Task item: Repeat every line of the listing below exactly, minus the pictures.

╔══

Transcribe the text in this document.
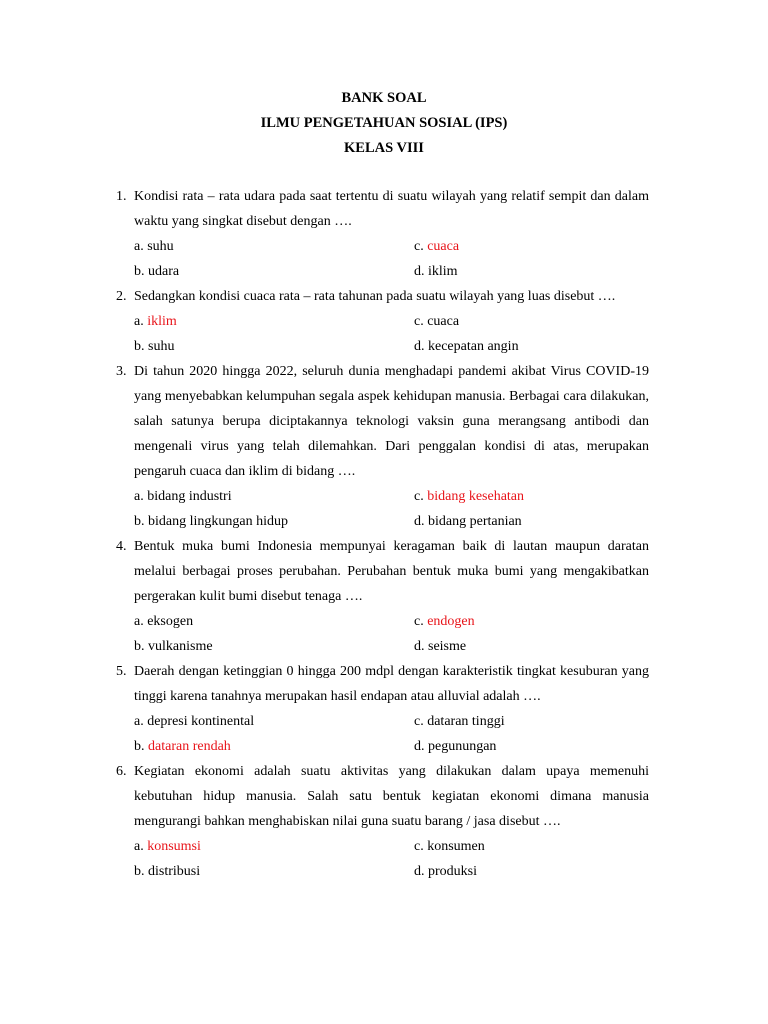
BANK SOAL
ILMU PENGETAHUAN SOSIAL (IPS)
KELAS VIII
1. Kondisi rata – rata udara pada saat tertentu di suatu wilayah yang relatif sempit dan dalam waktu yang singkat disebut dengan ….
a. suhu	c. cuaca
b. udara	d. iklim
2. Sedangkan kondisi cuaca rata – rata tahunan pada suatu wilayah yang luas disebut ….
a. iklim	c. cuaca
b. suhu	d. kecepatan angin
3. Di tahun 2020 hingga 2022, seluruh dunia menghadapi pandemi akibat Virus COVID-19 yang menyebabkan kelumpuhan segala aspek kehidupan manusia. Berbagai cara dilakukan, salah satunya berupa diciptakannya teknologi vaksin guna merangsang antibodi dan mengenali virus yang telah dilemahkan. Dari penggalan kondisi di atas, merupakan pengaruh cuaca dan iklim di bidang ….
a. bidang industri	c. bidang kesehatan
b. bidang lingkungan hidup	d. bidang pertanian
4. Bentuk muka bumi Indonesia mempunyai keragaman baik di lautan maupun daratan melalui berbagai proses perubahan. Perubahan bentuk muka bumi yang mengakibatkan pergerakan kulit bumi disebut tenaga ….
a. eksogen	c. endogen
b. vulkanisme	d. seisme
5. Daerah dengan ketinggian 0 hingga 200 mdpl dengan karakteristik tingkat kesuburan yang tinggi karena tanahnya merupakan hasil endapan atau alluvial adalah ….
a. depresi kontinental	c. dataran tinggi
b. dataran rendah	d. pegunungan
6. Kegiatan ekonomi adalah suatu aktivitas yang dilakukan dalam upaya memenuhi kebutuhan hidup manusia. Salah satu bentuk kegiatan ekonomi dimana manusia mengurangi bahkan menghabiskan nilai guna suatu barang / jasa disebut ….
a. konsumsi	c. konsumen
b. distribusi	d. produksi
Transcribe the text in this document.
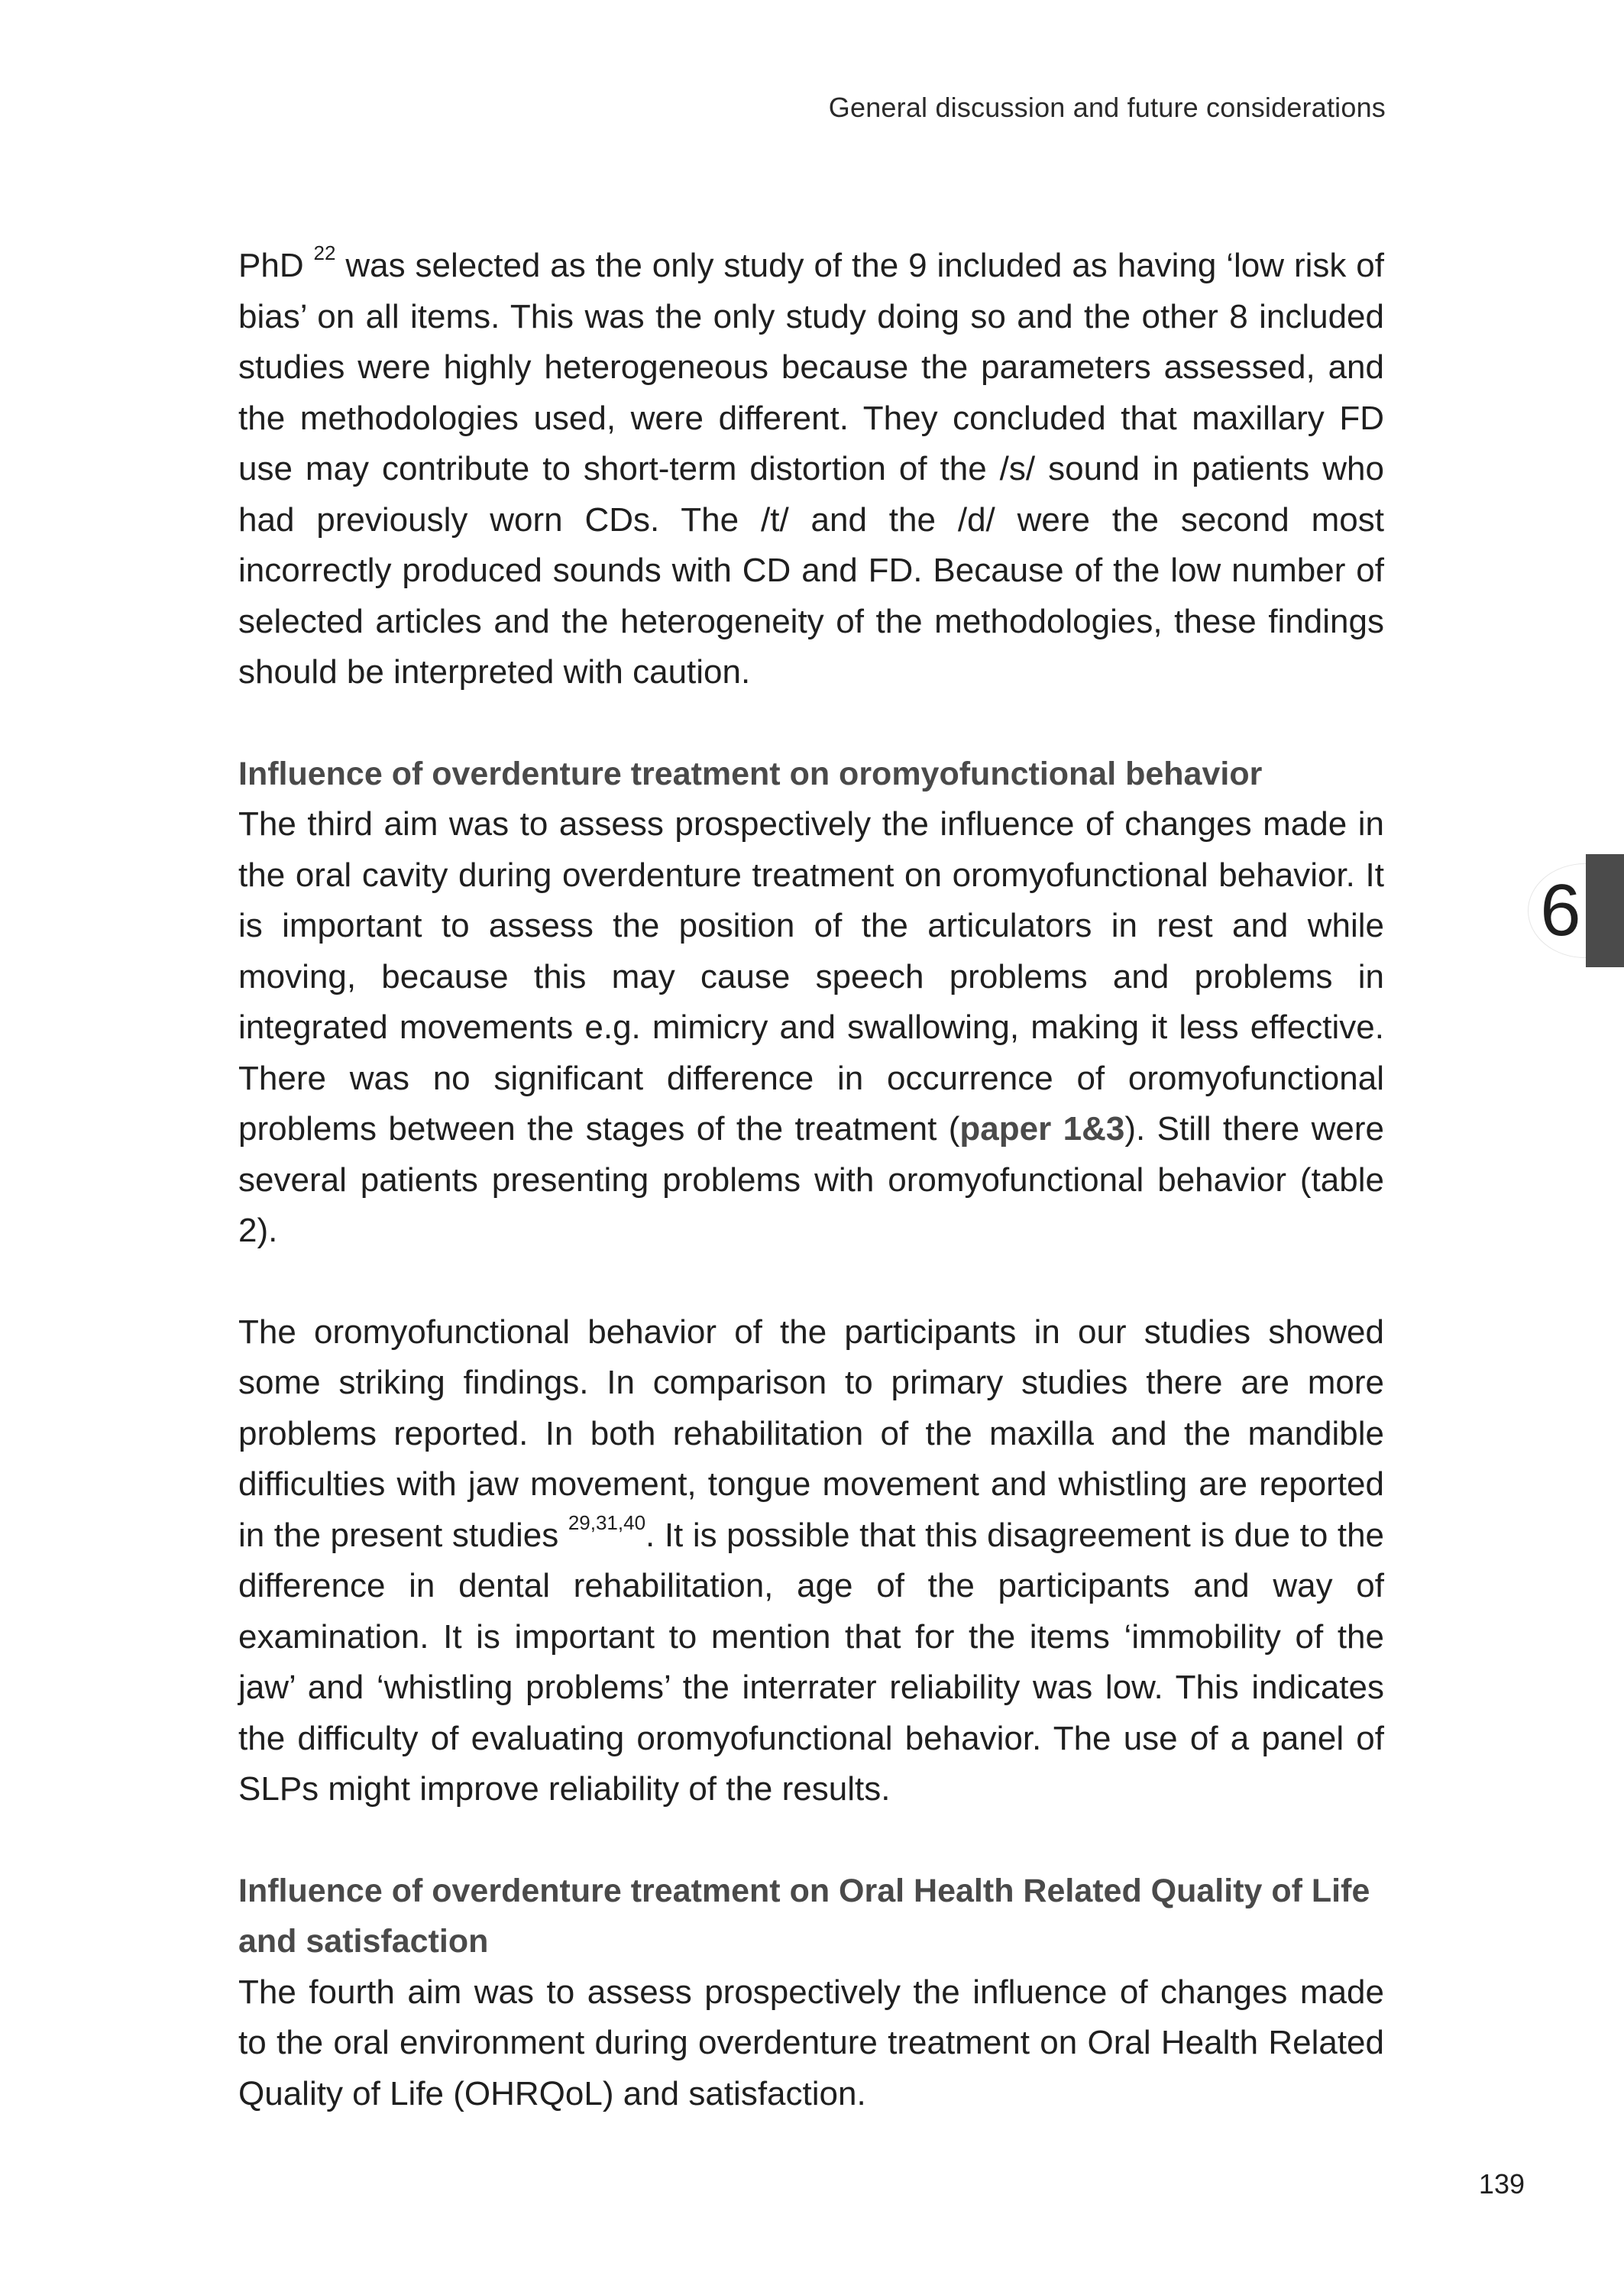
General discussion and future considerations

PhD $^{22}$ was selected as the only study of the 9 included as having ‘low risk of bias’ on all items. This was the only study doing so and the other 8 included studies were highly heterogeneous because the parameters assessed, and the methodologies used, were different. They concluded that maxillary FD use may contribute to short-term distortion of the /s/ sound in patients who had previously worn CDs. The /t/ and the /d/ were the second most incorrectly produced sounds with CD and FD. Because of the low number of selected articles and the heterogeneity of the methodologies, these findings should be interpreted with caution.

Influence of overdenture treatment on oromyofunctional behavior

The third aim was to assess prospectively the influence of changes made in the oral cavity during overdenture treatment on oromyofunctional behavior. It is important to assess the position of the articulators in rest and while moving, because this may cause speech problems and problems in integrated movements e.g. mimicry and swallowing, making it less effective. There was no significant difference in occurrence of oromyofunctional problems between the stages of the treatment (paper 1&3). Still there were several patients presenting problems with oromyofunctional behavior (table 2).

The oromyofunctional behavior of the participants in our studies showed some striking findings. In comparison to primary studies there are more problems reported. In both rehabilitation of the maxilla and the mandible difficulties with jaw movement, tongue movement and whistling are reported in the present studies $^{29,31,40}$. It is possible that this disagreement is due to the difference in dental rehabilitation, age of the participants and way of examination. It is important to mention that for the items ‘immobility of the jaw’ and ‘whistling problems’ the interrater reliability was low. This indicates the difficulty of evaluating oromyofunctional behavior. The use of a panel of SLPs might improve reliability of the results.

Influence of overdenture treatment on Oral Health Related Quality of Life and satisfaction

The fourth aim was to assess prospectively the influence of changes made to the oral environment during overdenture treatment on Oral Health Related Quality of Life (OHRQoL) and satisfaction.

6
139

╚══

Response to the task:
Transcribe the text in this document.
BANK SOAL
ILMU PENGETAHUAN SOSIAL (IPS)
KELAS VIII
1. Kondisi rata – rata udara pada saat tertentu di suatu wilayah yang relatif sempit dan dalam waktu yang singkat disebut dengan ….
a. suhu	c. cuaca
b. udara	d. iklim
2. Sedangkan kondisi cuaca rata – rata tahunan pada suatu wilayah yang luas disebut ….
a. iklim	c. cuaca
b. suhu	d. kecepatan angin
3. Di tahun 2020 hingga 2022, seluruh dunia menghadapi pandemi akibat Virus COVID-19 yang menyebabkan kelumpuhan segala aspek kehidupan manusia. Berbagai cara dilakukan, salah satunya berupa diciptakannya teknologi vaksin guna merangsang antibodi dan mengenali virus yang telah dilemahkan. Dari penggalan kondisi di atas, merupakan pengaruh cuaca dan iklim di bidang ….
a. bidang industri	c. bidang kesehatan
b. bidang lingkungan hidup	d. bidang pertanian
4. Bentuk muka bumi Indonesia mempunyai keragaman baik di lautan maupun daratan melalui berbagai proses perubahan. Perubahan bentuk muka bumi yang mengakibatkan pergerakan kulit bumi disebut tenaga ….
a. eksogen	c. endogen
b. vulkanisme	d. seisme
5. Daerah dengan ketinggian 0 hingga 200 mdpl dengan karakteristik tingkat kesuburan yang tinggi karena tanahnya merupakan hasil endapan atau alluvial adalah ….
a. depresi kontinental	c. dataran tinggi
b. dataran rendah	d. pegunungan
6. Kegiatan ekonomi adalah suatu aktivitas yang dilakukan dalam upaya memenuhi kebutuhan hidup manusia. Salah satu bentuk kegiatan ekonomi dimana manusia mengurangi bahkan menghabiskan nilai guna suatu barang / jasa disebut ….
a. konsumsi	c. konsumen
b. distribusi	d. produksi
Transcribe the text in this document.
General discussion and future considerations

PhD $^{22}$ was selected as the only study of the 9 included as having ‘low risk of bias’ on all items. This was the only study doing so and the other 8 included studies were highly heterogeneous because the parameters assessed, and the methodologies used, were different. They concluded that maxillary FD use may contribute to short-term distortion of the /s/ sound in patients who had previously worn CDs. The /t/ and the /d/ were the second most incorrectly produced sounds with CD and FD. Because of the low number of selected articles and the heterogeneity of the methodologies, these findings should be interpreted with caution.

Influence of overdenture treatment on oromyofunctional behavior

The third aim was to assess prospectively the influence of changes made in the oral cavity during overdenture treatment on oromyofunctional behavior. It is important to assess the position of the articulators in rest and while moving, because this may cause speech problems and problems in integrated movements e.g. mimicry and swallowing, making it less effective. There was no significant difference in occurrence of oromyofunctional problems between the stages of the treatment (paper 1&3). Still there were several patients presenting problems with oromyofunctional behavior (table 2).

The oromyofunctional behavior of the participants in our studies showed some striking findings. In comparison to primary studies there are more problems reported. In both rehabilitation of the maxilla and the mandible difficulties with jaw movement, tongue movement and whistling are reported in the present studies $^{29,31,40}$. It is possible that this disagreement is due to the difference in dental rehabilitation, age of the participants and way of examination. It is important to mention that for the items ‘immobility of the jaw’ and ‘whistling problems’ the interrater reliability was low. This indicates the difficulty of evaluating oromyofunctional behavior. The use of a panel of SLPs might improve reliability of the results.

Influence of overdenture treatment on Oral Health Related Quality of Life and satisfaction

The fourth aim was to assess prospectively the influence of changes made to the oral environment during overdenture treatment on Oral Health Related Quality of Life (OHRQoL) and satisfaction.

6
139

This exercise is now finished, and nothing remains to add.